— Begin —

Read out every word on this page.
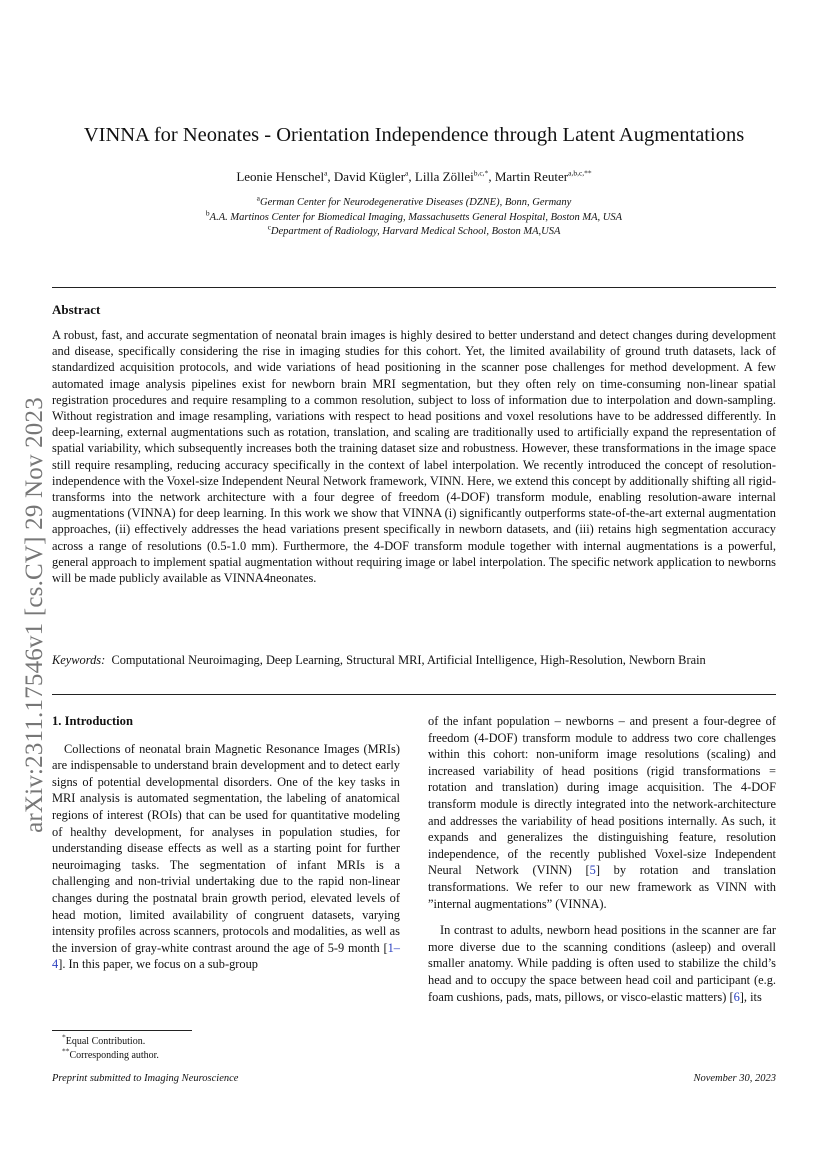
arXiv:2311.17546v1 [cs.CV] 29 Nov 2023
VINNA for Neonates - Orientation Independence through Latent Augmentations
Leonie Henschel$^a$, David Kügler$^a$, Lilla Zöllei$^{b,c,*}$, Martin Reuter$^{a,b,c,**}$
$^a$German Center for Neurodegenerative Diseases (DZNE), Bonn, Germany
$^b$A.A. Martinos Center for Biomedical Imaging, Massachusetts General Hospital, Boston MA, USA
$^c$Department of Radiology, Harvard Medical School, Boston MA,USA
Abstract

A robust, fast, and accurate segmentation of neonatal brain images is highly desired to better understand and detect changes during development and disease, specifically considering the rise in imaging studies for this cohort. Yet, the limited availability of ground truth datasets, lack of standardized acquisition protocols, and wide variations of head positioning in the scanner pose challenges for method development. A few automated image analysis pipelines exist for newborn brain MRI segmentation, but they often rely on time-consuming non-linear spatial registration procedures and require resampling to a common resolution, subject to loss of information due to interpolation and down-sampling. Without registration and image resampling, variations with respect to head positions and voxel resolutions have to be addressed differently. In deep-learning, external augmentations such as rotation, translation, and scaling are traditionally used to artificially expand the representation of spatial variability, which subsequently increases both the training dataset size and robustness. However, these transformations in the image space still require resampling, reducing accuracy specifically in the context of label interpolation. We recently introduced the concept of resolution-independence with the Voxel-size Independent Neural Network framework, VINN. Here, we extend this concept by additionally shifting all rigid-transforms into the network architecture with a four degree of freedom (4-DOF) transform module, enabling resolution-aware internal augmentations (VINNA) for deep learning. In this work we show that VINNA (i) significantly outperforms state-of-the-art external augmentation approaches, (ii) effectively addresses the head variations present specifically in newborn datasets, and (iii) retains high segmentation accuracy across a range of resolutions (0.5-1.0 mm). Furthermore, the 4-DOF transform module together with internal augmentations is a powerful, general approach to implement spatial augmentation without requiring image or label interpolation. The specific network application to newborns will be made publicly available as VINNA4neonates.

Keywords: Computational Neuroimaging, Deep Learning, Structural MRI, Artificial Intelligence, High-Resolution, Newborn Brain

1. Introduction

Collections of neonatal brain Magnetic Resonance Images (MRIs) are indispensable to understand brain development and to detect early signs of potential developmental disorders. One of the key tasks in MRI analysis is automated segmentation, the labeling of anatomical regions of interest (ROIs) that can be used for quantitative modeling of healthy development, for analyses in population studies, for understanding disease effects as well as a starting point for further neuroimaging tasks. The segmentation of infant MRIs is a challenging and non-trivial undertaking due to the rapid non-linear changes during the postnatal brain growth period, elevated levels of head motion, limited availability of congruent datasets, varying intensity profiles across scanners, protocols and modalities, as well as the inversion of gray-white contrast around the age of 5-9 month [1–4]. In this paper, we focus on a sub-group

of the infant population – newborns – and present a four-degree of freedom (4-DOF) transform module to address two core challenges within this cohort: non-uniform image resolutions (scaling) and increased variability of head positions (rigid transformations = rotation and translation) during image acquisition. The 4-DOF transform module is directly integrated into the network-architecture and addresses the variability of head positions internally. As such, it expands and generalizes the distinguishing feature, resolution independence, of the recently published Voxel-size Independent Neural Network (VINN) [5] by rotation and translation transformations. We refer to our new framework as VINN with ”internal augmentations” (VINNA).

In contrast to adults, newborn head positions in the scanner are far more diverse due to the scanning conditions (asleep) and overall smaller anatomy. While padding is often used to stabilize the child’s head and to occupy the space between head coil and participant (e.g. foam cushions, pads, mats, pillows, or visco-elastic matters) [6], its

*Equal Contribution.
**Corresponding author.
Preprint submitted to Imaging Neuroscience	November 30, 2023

— End —
— Begin —

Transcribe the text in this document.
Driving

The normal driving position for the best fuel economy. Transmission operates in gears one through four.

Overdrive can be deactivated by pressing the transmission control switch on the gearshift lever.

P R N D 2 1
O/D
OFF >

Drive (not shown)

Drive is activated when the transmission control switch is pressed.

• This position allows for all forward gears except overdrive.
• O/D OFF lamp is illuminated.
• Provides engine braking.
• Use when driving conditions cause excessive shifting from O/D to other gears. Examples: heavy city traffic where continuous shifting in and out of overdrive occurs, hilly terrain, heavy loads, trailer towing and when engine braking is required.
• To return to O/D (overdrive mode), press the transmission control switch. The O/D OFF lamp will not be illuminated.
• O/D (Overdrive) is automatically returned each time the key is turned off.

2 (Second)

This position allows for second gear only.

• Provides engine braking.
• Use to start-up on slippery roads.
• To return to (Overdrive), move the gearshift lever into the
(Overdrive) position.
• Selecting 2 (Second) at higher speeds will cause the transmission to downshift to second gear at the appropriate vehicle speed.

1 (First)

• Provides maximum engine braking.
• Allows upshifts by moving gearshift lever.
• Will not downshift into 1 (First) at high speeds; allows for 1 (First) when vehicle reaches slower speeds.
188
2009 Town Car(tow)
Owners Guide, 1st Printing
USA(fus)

— End —
— Begin —

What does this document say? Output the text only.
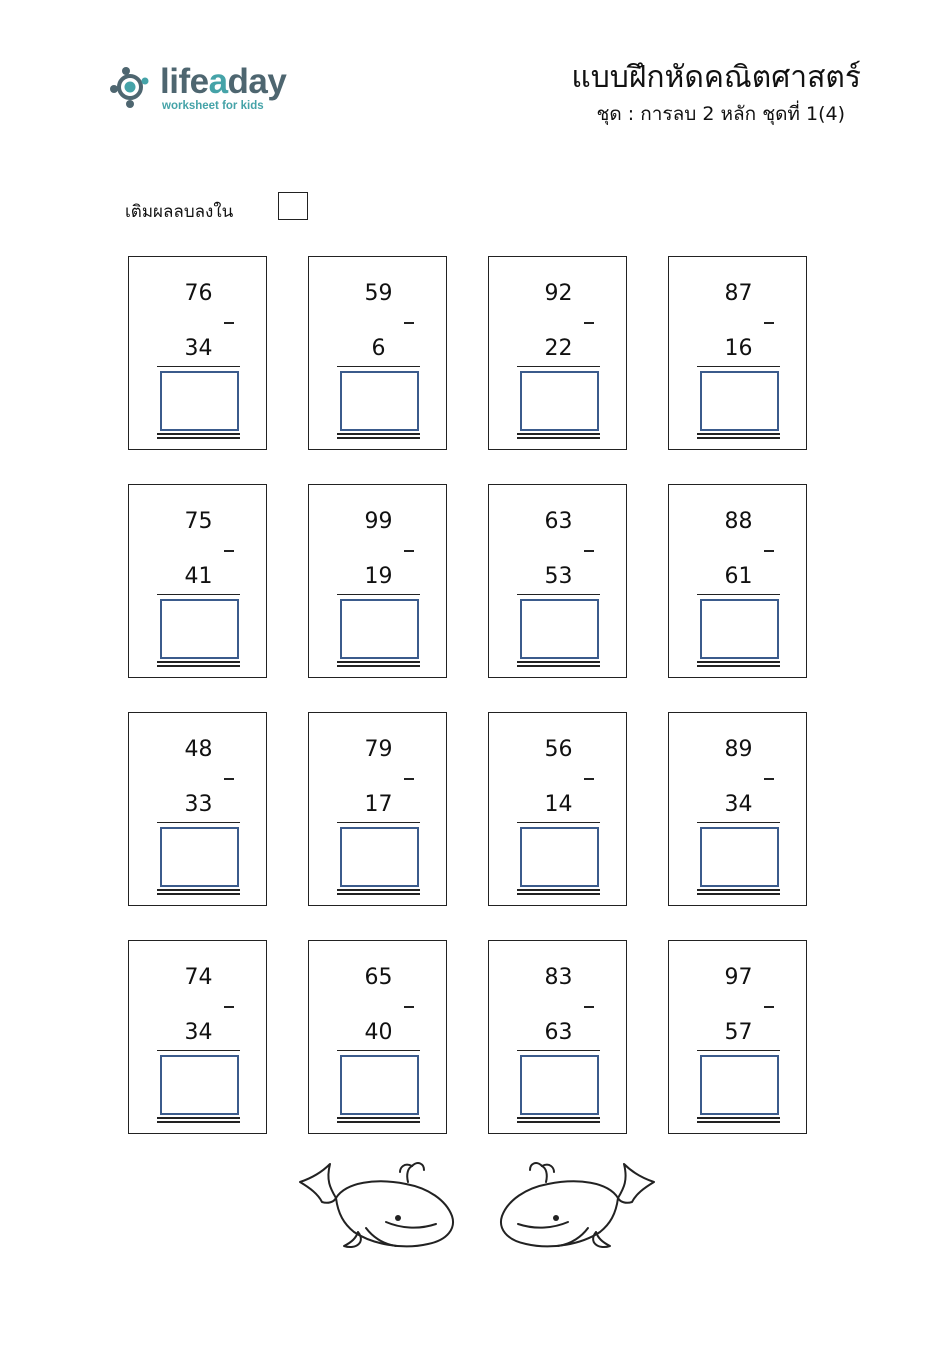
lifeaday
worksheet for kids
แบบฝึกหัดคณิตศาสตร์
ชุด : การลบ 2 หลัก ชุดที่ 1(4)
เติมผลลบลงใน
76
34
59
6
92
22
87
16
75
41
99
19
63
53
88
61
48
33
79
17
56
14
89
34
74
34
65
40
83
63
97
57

— End —

== DO THIS ==
Which lines contain the word "when"? Copy each of them.

== TASK SOLUTION ==
Drive is activated when the transmission control switch is pressed.
• Use when driving conditions cause excessive shifting from O/D to other gears. Examples: heavy city traffic where continuous shifting in and out of overdrive occurs, hilly terrain, heavy loads, trailer towing and when engine braking is required.
• Will not downshift into 1 (First) at high speeds; allows for 1 (First) when vehicle reaches slower speeds.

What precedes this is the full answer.